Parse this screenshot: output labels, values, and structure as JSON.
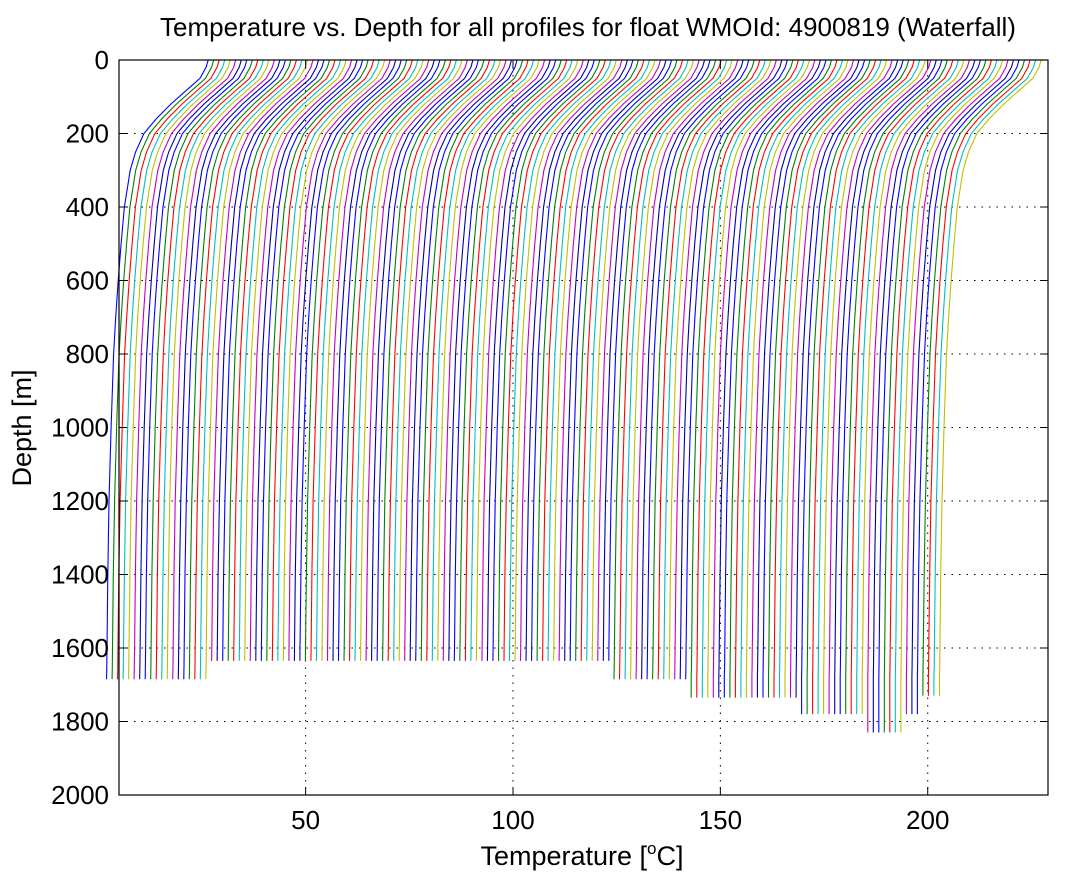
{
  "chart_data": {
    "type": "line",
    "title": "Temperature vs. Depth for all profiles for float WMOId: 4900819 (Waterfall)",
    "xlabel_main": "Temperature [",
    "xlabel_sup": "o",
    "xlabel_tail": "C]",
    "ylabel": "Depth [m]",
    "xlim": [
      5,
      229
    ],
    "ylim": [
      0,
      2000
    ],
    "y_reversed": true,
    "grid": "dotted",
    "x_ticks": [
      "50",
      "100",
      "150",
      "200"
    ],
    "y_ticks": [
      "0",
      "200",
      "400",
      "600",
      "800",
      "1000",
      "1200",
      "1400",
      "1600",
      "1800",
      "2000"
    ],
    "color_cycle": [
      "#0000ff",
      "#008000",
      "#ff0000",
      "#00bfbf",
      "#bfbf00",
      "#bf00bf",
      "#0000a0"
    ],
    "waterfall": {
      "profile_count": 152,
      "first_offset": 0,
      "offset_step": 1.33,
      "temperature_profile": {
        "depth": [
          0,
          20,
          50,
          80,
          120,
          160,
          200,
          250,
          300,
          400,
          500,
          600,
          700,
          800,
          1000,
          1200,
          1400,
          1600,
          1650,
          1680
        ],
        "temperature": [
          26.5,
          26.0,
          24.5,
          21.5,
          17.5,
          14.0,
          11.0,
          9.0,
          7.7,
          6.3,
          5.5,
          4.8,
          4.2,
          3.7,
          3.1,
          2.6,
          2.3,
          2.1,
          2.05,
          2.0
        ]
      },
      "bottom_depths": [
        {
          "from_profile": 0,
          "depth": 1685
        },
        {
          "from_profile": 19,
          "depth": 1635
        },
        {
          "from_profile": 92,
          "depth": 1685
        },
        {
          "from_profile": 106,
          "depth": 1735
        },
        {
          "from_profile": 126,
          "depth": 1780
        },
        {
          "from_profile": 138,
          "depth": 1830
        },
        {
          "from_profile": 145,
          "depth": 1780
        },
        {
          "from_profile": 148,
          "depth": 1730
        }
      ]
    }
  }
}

- - - - -

## [Problem statement]
Take the listing above and print it exactly, apart from the pictures.

## [Exercise answer]
Parse this screenshot: output labels, values, and structure as JSON.
{
  "chart_data": {
    "type": "line",
    "title": "Temperature vs. Depth for all profiles for float WMOId: 4900819 (Waterfall)",
    "xlabel_main": "Temperature [",
    "xlabel_sup": "o",
    "xlabel_tail": "C]",
    "ylabel": "Depth [m]",
    "xlim": [
      5,
      229
    ],
    "ylim": [
      0,
      2000
    ],
    "y_reversed": true,
    "grid": "dotted",
    "x_ticks": [
      "50",
      "100",
      "150",
      "200"
    ],
    "y_ticks": [
      "0",
      "200",
      "400",
      "600",
      "800",
      "1000",
      "1200",
      "1400",
      "1600",
      "1800",
      "2000"
    ],
    "color_cycle": [
      "#0000ff",
      "#008000",
      "#ff0000",
      "#00bfbf",
      "#bfbf00",
      "#bf00bf",
      "#0000a0"
    ],
    "waterfall": {
      "profile_count": 152,
      "first_offset": 0,
      "offset_step": 1.33,
      "temperature_profile": {
        "depth": [
          0,
          20,
          50,
          80,
          120,
          160,
          200,
          250,
          300,
          400,
          500,
          600,
          700,
          800,
          1000,
          1200,
          1400,
          1600,
          1650,
          1680
        ],
        "temperature": [
          26.5,
          26.0,
          24.5,
          21.5,
          17.5,
          14.0,
          11.0,
          9.0,
          7.7,
          6.3,
          5.5,
          4.8,
          4.2,
          3.7,
          3.1,
          2.6,
          2.3,
          2.1,
          2.05,
          2.0
        ]
      },
      "bottom_depths": [
        {
          "from_profile": 0,
          "depth": 1685
        },
        {
          "from_profile": 19,
          "depth": 1635
        },
        {
          "from_profile": 92,
          "depth": 1685
        },
        {
          "from_profile": 106,
          "depth": 1735
        },
        {
          "from_profile": 126,
          "depth": 1780
        },
        {
          "from_profile": 138,
          "depth": 1830
        },
        {
          "from_profile": 145,
          "depth": 1780
        },
        {
          "from_profile": 148,
          "depth": 1730
        }
      ]
    }
  }
}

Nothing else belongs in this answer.